--- OBJECTIVE ---
Take every line from the listing below that contains "contacts".

----------

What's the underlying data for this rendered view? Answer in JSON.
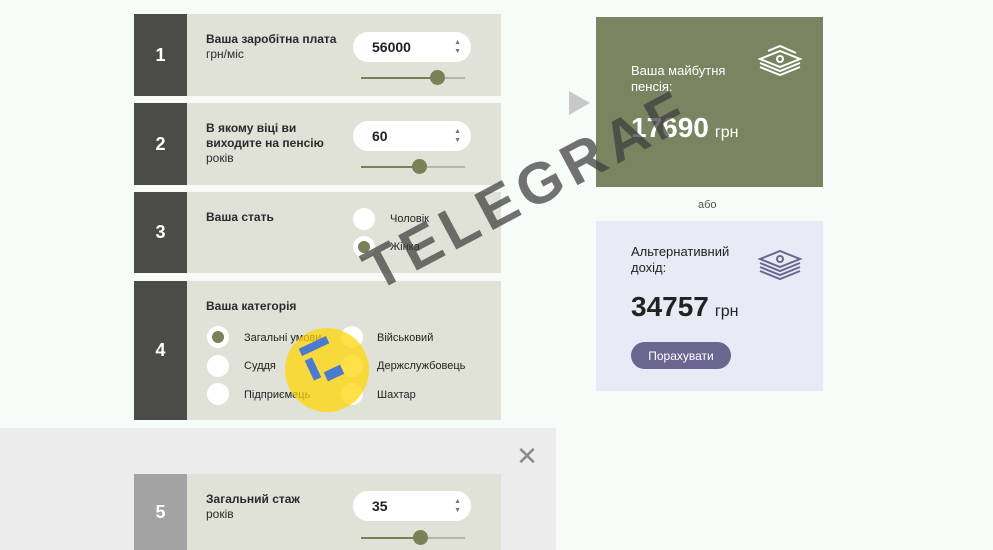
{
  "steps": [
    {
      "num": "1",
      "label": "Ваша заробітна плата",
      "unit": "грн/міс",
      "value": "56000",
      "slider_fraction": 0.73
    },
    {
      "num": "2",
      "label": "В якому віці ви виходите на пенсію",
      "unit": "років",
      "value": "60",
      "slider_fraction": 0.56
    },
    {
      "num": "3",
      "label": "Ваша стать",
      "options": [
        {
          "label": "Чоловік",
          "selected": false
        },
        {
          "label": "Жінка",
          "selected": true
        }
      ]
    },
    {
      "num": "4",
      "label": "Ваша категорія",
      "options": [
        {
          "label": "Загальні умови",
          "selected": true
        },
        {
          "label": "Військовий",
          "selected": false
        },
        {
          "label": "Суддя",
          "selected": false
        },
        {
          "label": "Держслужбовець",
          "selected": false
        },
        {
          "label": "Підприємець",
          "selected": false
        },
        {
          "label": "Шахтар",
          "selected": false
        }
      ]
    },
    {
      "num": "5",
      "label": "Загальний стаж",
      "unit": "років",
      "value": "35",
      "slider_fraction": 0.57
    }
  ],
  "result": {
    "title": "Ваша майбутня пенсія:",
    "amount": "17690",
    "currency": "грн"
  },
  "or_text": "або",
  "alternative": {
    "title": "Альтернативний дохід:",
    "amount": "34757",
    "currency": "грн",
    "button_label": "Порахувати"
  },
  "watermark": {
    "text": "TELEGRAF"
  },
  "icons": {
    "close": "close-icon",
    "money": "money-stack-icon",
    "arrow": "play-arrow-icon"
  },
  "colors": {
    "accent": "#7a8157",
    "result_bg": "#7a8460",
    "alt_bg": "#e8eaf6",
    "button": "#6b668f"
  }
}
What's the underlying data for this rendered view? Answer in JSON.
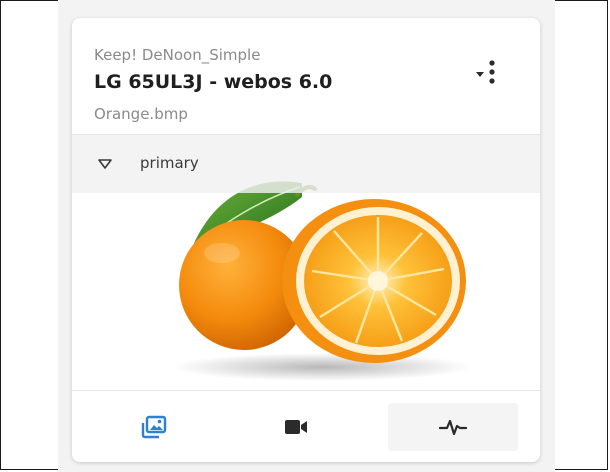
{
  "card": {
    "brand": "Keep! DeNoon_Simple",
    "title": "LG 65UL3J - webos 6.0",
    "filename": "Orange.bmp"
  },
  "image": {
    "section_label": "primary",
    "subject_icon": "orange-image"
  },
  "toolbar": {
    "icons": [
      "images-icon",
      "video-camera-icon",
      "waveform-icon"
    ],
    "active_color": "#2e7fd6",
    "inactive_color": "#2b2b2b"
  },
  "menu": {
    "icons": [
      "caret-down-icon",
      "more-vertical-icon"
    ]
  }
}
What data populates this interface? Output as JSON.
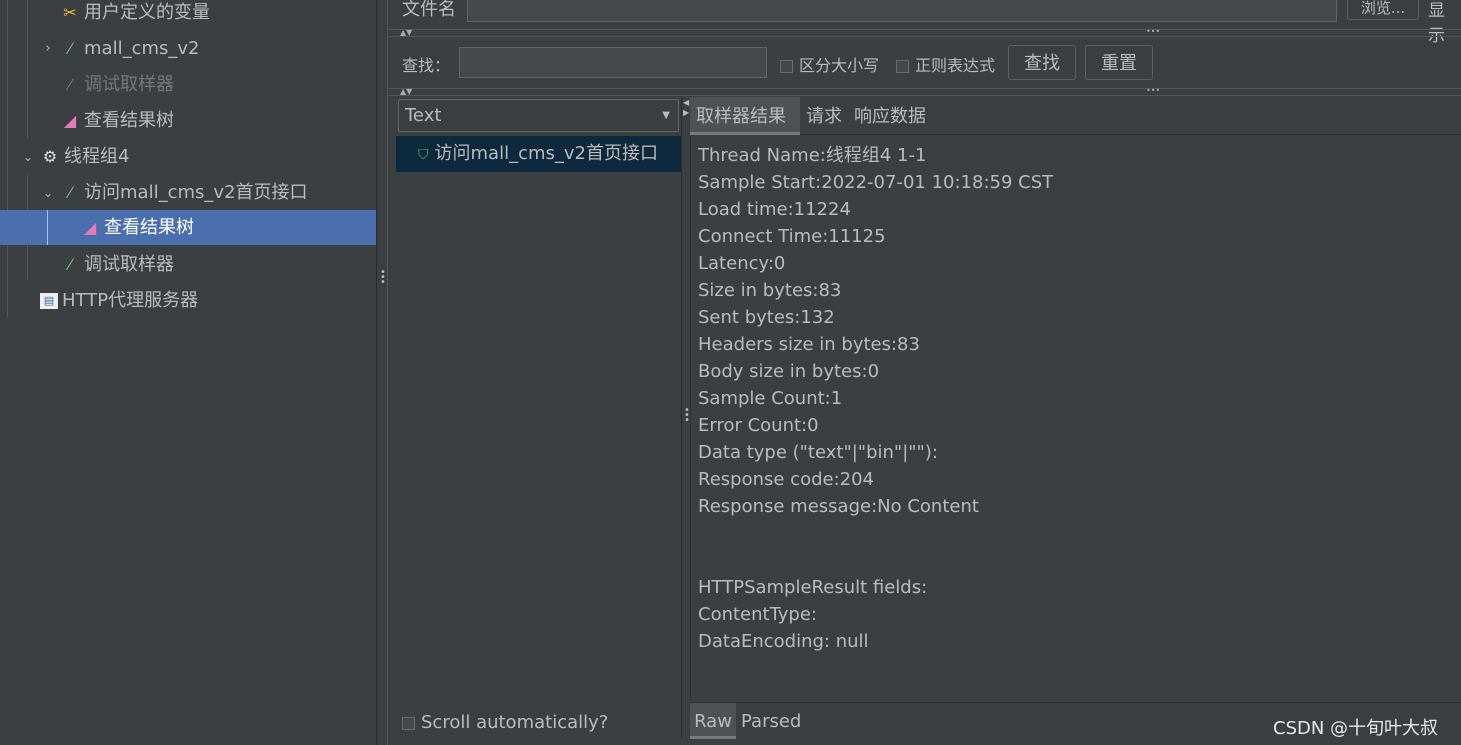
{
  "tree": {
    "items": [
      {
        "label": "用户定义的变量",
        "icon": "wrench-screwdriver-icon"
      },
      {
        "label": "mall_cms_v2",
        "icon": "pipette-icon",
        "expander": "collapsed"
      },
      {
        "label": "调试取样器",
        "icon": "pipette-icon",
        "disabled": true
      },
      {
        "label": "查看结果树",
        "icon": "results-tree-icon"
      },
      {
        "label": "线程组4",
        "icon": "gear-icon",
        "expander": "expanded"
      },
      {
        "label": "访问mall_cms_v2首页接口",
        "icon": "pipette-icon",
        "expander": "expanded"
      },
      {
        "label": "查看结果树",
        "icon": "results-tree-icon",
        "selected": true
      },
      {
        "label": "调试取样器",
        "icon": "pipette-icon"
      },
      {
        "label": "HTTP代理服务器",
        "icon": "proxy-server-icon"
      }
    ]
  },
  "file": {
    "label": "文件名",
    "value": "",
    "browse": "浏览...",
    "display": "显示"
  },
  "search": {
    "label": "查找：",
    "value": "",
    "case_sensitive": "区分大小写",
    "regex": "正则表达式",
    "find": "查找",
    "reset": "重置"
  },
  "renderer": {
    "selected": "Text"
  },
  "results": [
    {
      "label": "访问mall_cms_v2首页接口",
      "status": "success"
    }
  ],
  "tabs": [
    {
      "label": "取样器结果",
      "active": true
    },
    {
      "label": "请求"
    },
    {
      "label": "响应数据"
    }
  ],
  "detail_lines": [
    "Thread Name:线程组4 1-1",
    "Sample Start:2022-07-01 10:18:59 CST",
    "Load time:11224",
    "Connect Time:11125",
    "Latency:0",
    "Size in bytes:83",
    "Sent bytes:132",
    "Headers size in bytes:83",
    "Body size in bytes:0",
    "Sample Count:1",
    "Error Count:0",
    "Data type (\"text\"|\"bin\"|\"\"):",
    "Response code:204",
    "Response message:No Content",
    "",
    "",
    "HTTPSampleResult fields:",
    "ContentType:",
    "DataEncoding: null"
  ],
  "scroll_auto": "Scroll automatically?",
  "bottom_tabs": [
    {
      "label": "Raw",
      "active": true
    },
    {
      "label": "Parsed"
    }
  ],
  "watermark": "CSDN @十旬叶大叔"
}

----------

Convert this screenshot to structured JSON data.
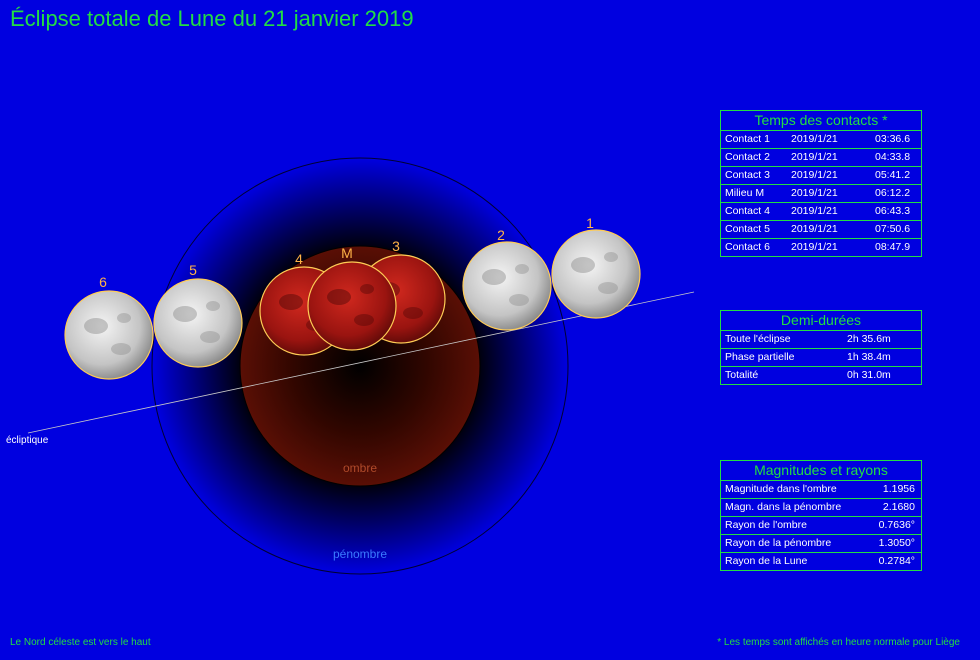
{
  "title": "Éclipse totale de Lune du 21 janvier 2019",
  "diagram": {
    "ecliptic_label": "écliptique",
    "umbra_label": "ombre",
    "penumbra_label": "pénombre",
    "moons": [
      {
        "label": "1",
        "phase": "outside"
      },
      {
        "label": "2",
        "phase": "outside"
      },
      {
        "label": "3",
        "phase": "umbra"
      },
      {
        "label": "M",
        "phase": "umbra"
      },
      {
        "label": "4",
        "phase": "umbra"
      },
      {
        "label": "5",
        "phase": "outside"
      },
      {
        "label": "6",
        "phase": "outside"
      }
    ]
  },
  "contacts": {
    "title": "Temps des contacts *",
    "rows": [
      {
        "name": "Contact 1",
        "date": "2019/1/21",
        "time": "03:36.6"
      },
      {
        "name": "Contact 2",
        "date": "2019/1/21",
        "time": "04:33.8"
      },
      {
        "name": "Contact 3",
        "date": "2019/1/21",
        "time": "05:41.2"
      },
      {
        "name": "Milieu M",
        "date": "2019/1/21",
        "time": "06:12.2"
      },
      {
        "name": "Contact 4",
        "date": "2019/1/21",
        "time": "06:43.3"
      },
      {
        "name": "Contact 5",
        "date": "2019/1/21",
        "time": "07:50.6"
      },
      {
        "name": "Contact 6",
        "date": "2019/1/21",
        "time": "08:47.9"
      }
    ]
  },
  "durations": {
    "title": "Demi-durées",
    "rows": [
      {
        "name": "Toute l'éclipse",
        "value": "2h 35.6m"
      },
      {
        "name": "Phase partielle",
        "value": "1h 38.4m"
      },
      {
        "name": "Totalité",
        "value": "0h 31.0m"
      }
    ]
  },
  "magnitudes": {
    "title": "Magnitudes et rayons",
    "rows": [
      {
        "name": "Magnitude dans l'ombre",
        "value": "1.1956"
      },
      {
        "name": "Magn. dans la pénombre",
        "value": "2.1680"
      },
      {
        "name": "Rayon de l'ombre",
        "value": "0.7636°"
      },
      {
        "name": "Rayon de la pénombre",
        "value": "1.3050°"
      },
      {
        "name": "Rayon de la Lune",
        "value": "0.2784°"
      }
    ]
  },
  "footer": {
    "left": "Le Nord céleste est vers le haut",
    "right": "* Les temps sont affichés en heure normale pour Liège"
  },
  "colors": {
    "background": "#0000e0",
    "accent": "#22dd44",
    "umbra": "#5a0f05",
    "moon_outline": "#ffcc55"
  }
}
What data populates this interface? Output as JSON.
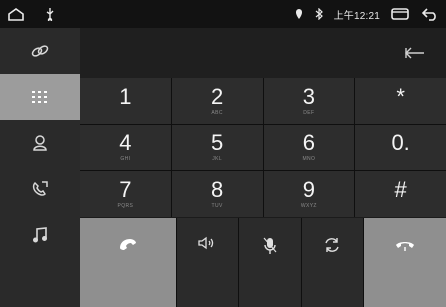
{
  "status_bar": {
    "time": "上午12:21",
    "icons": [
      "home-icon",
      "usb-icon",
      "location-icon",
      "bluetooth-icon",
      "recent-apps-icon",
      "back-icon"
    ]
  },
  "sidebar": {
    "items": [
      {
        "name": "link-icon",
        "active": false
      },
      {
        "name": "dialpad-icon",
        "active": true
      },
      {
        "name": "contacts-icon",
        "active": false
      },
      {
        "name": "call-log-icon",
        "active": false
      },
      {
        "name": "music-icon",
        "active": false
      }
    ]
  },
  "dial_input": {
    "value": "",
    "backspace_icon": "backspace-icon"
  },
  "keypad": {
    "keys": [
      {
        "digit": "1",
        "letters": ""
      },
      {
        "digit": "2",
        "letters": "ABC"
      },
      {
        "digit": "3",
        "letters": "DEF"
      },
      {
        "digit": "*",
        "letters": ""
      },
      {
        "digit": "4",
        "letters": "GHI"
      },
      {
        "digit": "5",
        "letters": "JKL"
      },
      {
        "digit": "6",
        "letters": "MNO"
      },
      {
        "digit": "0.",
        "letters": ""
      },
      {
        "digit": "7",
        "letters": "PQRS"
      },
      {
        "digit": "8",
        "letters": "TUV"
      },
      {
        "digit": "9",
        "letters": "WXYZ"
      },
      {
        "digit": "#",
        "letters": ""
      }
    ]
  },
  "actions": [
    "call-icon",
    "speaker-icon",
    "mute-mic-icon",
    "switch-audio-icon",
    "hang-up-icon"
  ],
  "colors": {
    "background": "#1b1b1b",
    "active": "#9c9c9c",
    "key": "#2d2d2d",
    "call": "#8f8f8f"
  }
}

----------

--- ANSWER IN FULL ---
  "contacts": {
    "title": "Temps des contacts *",
        "name": "contacts-icon",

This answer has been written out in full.